* Set task: Here are some records. Copy each one exactly.

▼

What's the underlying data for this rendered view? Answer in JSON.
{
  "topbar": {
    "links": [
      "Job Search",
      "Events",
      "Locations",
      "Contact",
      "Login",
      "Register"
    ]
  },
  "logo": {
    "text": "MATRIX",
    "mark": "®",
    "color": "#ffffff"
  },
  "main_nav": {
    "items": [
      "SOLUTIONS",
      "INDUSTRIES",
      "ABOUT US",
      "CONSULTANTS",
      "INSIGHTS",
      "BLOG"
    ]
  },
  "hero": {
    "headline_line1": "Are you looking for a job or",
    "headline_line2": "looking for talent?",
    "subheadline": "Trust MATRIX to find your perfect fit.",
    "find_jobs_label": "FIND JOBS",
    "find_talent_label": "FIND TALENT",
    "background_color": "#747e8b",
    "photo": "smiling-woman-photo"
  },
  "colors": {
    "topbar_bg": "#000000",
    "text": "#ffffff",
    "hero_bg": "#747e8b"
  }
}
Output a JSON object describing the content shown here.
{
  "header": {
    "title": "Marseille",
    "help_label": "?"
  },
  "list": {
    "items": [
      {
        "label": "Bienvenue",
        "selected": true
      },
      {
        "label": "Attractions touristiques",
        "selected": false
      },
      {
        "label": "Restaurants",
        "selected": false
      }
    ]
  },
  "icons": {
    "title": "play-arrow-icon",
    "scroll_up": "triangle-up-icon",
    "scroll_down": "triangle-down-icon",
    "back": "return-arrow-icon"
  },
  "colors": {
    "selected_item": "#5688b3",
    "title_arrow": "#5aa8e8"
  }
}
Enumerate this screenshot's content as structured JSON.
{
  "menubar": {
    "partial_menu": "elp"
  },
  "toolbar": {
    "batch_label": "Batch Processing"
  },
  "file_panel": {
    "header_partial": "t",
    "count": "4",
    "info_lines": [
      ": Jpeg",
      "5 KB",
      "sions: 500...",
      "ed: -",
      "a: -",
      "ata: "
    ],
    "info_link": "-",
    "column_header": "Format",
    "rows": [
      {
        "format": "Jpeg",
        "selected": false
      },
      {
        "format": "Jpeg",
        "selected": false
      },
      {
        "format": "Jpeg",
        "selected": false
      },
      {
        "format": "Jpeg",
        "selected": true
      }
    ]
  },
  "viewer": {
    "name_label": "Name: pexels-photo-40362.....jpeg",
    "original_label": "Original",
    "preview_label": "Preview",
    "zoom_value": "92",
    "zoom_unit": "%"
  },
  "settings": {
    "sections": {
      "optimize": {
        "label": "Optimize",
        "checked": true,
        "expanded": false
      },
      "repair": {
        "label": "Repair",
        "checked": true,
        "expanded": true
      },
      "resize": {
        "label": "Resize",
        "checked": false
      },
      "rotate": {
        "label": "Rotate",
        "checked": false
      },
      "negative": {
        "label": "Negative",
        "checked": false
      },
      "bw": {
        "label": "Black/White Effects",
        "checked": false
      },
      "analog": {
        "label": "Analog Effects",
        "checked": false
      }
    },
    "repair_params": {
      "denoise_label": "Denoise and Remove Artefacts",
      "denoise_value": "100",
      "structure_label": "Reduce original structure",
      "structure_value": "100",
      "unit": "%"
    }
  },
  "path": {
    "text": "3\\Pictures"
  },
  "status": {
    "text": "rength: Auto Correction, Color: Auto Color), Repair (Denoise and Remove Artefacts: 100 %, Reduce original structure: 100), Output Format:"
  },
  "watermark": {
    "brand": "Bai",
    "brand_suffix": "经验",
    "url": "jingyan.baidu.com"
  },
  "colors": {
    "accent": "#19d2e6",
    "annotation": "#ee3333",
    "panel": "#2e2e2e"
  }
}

▲

* Task output:
What's the underlying data for this rendered view? Answer in JSON.
{
  "topbar": {
    "links": [
      "Job Search",
      "Events",
      "Locations",
      "Contact",
      "Login",
      "Register"
    ]
  },
  "logo": {
    "text": "MATRIX",
    "mark": "®",
    "color": "#ffffff"
  },
  "main_nav": {
    "items": [
      "SOLUTIONS",
      "INDUSTRIES",
      "ABOUT US",
      "CONSULTANTS",
      "INSIGHTS",
      "BLOG"
    ]
  },
  "hero": {
    "headline_line1": "Are you looking for a job or",
    "headline_line2": "looking for talent?",
    "subheadline": "Trust MATRIX to find your perfect fit.",
    "find_jobs_label": "FIND JOBS",
    "find_talent_label": "FIND TALENT",
    "background_color": "#747e8b",
    "photo": "smiling-woman-photo"
  },
  "colors": {
    "topbar_bg": "#000000",
    "text": "#ffffff",
    "hero_bg": "#747e8b"
  }
}
Output a JSON object describing the content shown here.
{
  "header": {
    "title": "Marseille",
    "help_label": "?"
  },
  "list": {
    "items": [
      {
        "label": "Bienvenue",
        "selected": true
      },
      {
        "label": "Attractions touristiques",
        "selected": false
      },
      {
        "label": "Restaurants",
        "selected": false
      }
    ]
  },
  "icons": {
    "title": "play-arrow-icon",
    "scroll_up": "triangle-up-icon",
    "scroll_down": "triangle-down-icon",
    "back": "return-arrow-icon"
  },
  "colors": {
    "selected_item": "#5688b3",
    "title_arrow": "#5aa8e8"
  }
}
Enumerate this screenshot's content as structured JSON.
{
  "menubar": {
    "partial_menu": "elp"
  },
  "toolbar": {
    "batch_label": "Batch Processing"
  },
  "file_panel": {
    "header_partial": "t",
    "count": "4",
    "info_lines": [
      ": Jpeg",
      "5 KB",
      "sions: 500...",
      "ed: -",
      "a: -",
      "ata: "
    ],
    "info_link": "-",
    "column_header": "Format",
    "rows": [
      {
        "format": "Jpeg",
        "selected": false
      },
      {
        "format": "Jpeg",
        "selected": false
      },
      {
        "format": "Jpeg",
        "selected": false
      },
      {
        "format": "Jpeg",
        "selected": true
      }
    ]
  },
  "viewer": {
    "name_label": "Name: pexels-photo-40362.....jpeg",
    "original_label": "Original",
    "preview_label": "Preview",
    "zoom_value": "92",
    "zoom_unit": "%"
  },
  "settings": {
    "sections": {
      "optimize": {
        "label": "Optimize",
        "checked": true,
        "expanded": false
      },
      "repair": {
        "label": "Repair",
        "checked": true,
        "expanded": true
      },
      "resize": {
        "label": "Resize",
        "checked": false
      },
      "rotate": {
        "label": "Rotate",
        "checked": false
      },
      "negative": {
        "label": "Negative",
        "checked": false
      },
      "bw": {
        "label": "Black/White Effects",
        "checked": false
      },
      "analog": {
        "label": "Analog Effects",
        "checked": false
      }
    },
    "repair_params": {
      "denoise_label": "Denoise and Remove Artefacts",
      "denoise_value": "100",
      "structure_label": "Reduce original structure",
      "structure_value": "100",
      "unit": "%"
    }
  },
  "path": {
    "text": "3\\Pictures"
  },
  "status": {
    "text": "rength: Auto Correction, Color: Auto Color), Repair (Denoise and Remove Artefacts: 100 %, Reduce original structure: 100), Output Format:"
  },
  "watermark": {
    "brand": "Bai",
    "brand_suffix": "经验",
    "url": "jingyan.baidu.com"
  },
  "colors": {
    "accent": "#19d2e6",
    "annotation": "#ee3333",
    "panel": "#2e2e2e"
  }
}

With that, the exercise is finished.